ZIEL: Schreibe den folgenden Predigtauszug zum Erntedanktag vollständig und ohne jede Änderung ab.

TEXTABSCHNITT:
^^^^^^^^

Vieles im Leben ist aber trotzdem nicht sicher und von Dauer. Da gehört es zu unserem Leben, dass es immer wieder Veränderungen gibt und manche Mühe auch vergeblich ist. Davor bleibt kaum jemand verschont. Hier bei uns in Lörrach müssen sich Arbeitnehmer neu orientieren, weil die fernen Verantwortlichen der Firma die Produktion auslagern. Ob darauf Segen ruht, ist fraglich, aber danach wird oft nicht gefragt. Selbst Menschen, die früher Ansehen und Einfluss gewohnt waren, müssen Vergänglichkeit und Vergeblichkeit erleben. Viele Politiker, die nun nicht mehr gewählt wurden, müssen sich neu auf das Leben einstellen und die Erfahrung verarbeiten, dass sie für andere nicht mehr wichtig sind und keine Macht mehr haben. Deshalb ist es so nötig, das zu suchen, was wirklich bleibt, hält und von Dauer ist. Und so erinnert uns Jesus heute daran, dass es doch etwas gibt, was hält, trägt und von Dauer ist. Jesus erinnert uns daran, dass sich diese Suche nach Beständigkeit und Verlässlichkeit lohnt. Diese Ermunterung Jesu ist unser Predigttext für den heutigen Erntedanktag.
 
(Lesung des Predigttextes)

^^^^^^^^

DATENAUSZUG:

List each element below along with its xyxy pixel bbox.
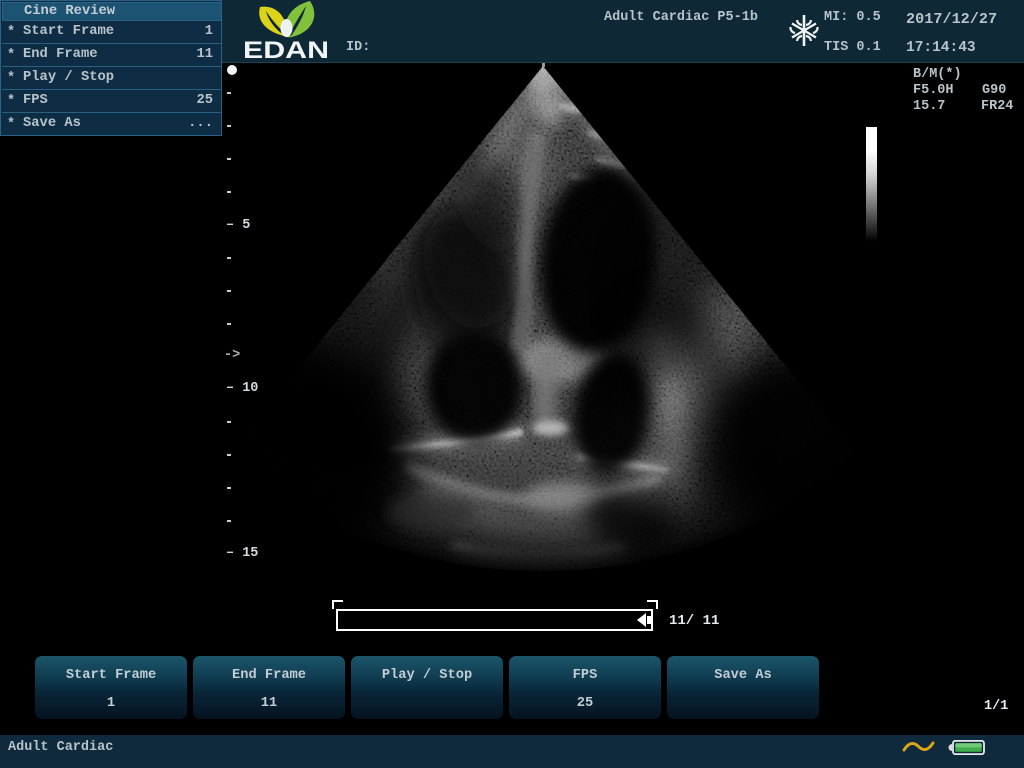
svg-text:EDAN: EDAN [243, 37, 329, 60]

^^^^^^^^

ERWARTETE ANTWORT:
Vieles im Leben ist aber trotzdem nicht sicher und von Dauer. Da gehört es zu unserem Leben, dass es immer wieder Veränderungen gibt und manche Mühe auch vergeblich ist. Davor bleibt kaum jemand verschont. Hier bei uns in Lörrach müssen sich Arbeitnehmer neu orientieren, weil die fernen Verantwortlichen der Firma die Produktion auslagern. Ob darauf Segen ruht, ist fraglich, aber danach wird oft nicht gefragt. Selbst Menschen, die früher Ansehen und Einfluss gewohnt waren, müssen Vergänglichkeit und Vergeblichkeit erleben. Viele Politiker, die nun nicht mehr gewählt wurden, müssen sich neu auf das Leben einstellen und die Erfahrung verarbeiten, dass sie für andere nicht mehr wichtig sind und keine Macht mehr haben. Deshalb ist es so nötig, das zu suchen, was wirklich bleibt, hält und von Dauer ist. Und so erinnert uns Jesus heute daran, dass es doch etwas gibt, was hält, trägt und von Dauer ist. Jesus erinnert uns daran, dass sich diese Suche nach Beständigkeit und Verlässlichkeit lohnt. Diese Ermunterung Jesu ist unser Predigttext für den heutigen Erntedanktag.
 
(Lesung des Predigttextes)